▶ [Passage]
########
The Obama administration’s decision was misguided, despite a degree of logic. It hoped to pacify the KSA, whose rulers opposed Washington’s negotiations with Iran over the nuclear deal. Today the agreement is in tatters while the U.S. continues to support Saudi depredations.
Although candidate Donald Trump was scathing in his criticism of the licentious, corrupt regime in Riyadh, the Kingdom of Saudi Arabia’s capital proved to be his first stop as president. He returned to America in full thrall of the absolute monarchy, perhaps the least legitimate form of government on Earth today. At least Tehran’s clerics claim to believe in something beyond themselves. The Saudi royals, led by MbS, as the crown prince is known, take care of No. 1, themselves.
While Washington had no intrinsic reason to support the KSA, which shared few interests and values with the West, the U.S. was concerned about al-Qaeda in the Arabian Peninsula (AQAP), the most active national branch of the terrorist network. Unfortunately, the Hadi government, Saudis, and Emiratis all variously accommodated or supported AQAP and other radical groups, in contrast to the opposition Houthis, who opposed al-Qaeda. The result of the invasion was to make Americans less safe.
########
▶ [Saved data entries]
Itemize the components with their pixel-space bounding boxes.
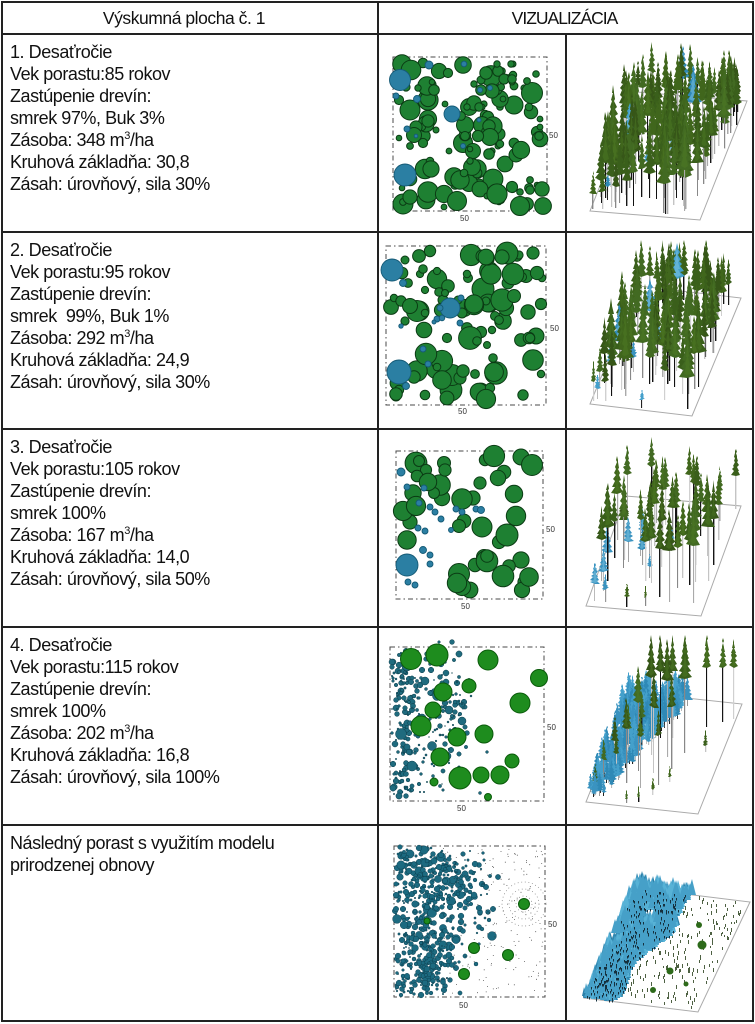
svg-text:50: 50 — [459, 1001, 468, 1010]
svg-text:50: 50 — [547, 723, 556, 732]
svg-text:50: 50 — [461, 602, 470, 611]
svg-text:50: 50 — [460, 214, 469, 223]
svg-text:50: 50 — [546, 525, 555, 534]
svg-text:50: 50 — [458, 407, 467, 416]
svg-text:50: 50 — [550, 324, 559, 333]
svg-text:50: 50 — [457, 804, 466, 813]
svg-text:50: 50 — [549, 131, 558, 140]
svg-text:50: 50 — [548, 920, 557, 929]
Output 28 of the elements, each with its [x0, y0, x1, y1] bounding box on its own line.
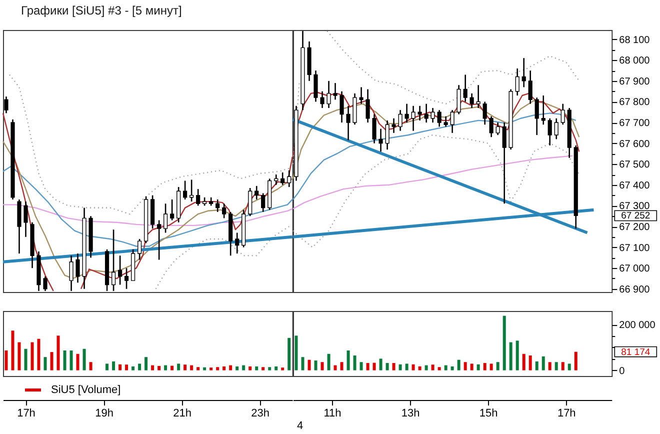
- y-tick-label: 67 900: [619, 76, 650, 88]
- y-tick-label: 67 200: [619, 222, 650, 233]
- y-tick-label: 68 000: [619, 56, 650, 67]
- y-tick-label: 67 700: [619, 118, 650, 130]
- x-tick-label: 15h: [479, 408, 498, 420]
- x-tick-label: 11h: [324, 408, 342, 420]
- y-tick-label: 68 100: [619, 34, 650, 46]
- x-tick-label: 21h: [173, 408, 192, 420]
- x-tick-label: 17h: [17, 408, 36, 420]
- text: 81 174: [621, 346, 650, 358]
- y-tick-label: 67 600: [619, 138, 650, 150]
- x-tick-label: 13h: [401, 408, 420, 420]
- y-tick-label: 67 800: [619, 97, 650, 108]
- x-tick-label: 23h: [251, 408, 270, 420]
- x-tick-label: 19h: [95, 408, 114, 420]
- y-tick-label: 67 500: [619, 160, 650, 171]
- text: 4: [297, 420, 304, 432]
- y-tick-label: 66 900: [619, 284, 650, 296]
- y-tick-label: 0: [619, 366, 626, 377]
- chart-title: Графики [SiU5] #3 - [5 минут]: [21, 4, 182, 18]
- y-tick-label: 67 100: [619, 242, 650, 254]
- y-tick-label: 67 400: [619, 180, 650, 192]
- y-tick-label: 67 000: [619, 264, 650, 275]
- text: 67 252: [621, 210, 650, 222]
- y-tick-label: 200 000: [619, 320, 656, 332]
- y-tick-label: 67 300: [619, 201, 650, 212]
- x-tick-label: 17h: [557, 408, 576, 420]
- legend-label: SiU5 [Volume]: [51, 384, 121, 396]
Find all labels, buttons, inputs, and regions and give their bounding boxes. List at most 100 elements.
########
▶ [Given request] Edit the passage on U.S. support for Saudi Arabia, beginning at the words "Although candidate Donald" and stopping after "No. 1, themselves.", and write that stretch out again with "hereditary monarchy" in place of "absolute monarchy".

▶ [The completed task]
Although candidate Donald Trump was scathing in his criticism of the licentious, corrupt regime in Riyadh, the Kingdom of Saudi Arabia’s capital proved to be his first stop as president. He returned to America in full thrall of the hereditary monarchy, perhaps the least legitimate form of government on Earth today. At least Tehran’s clerics claim to believe in something beyond themselves. The Saudi royals, led by MbS, as the crown prince is known, take care of No. 1, themselves.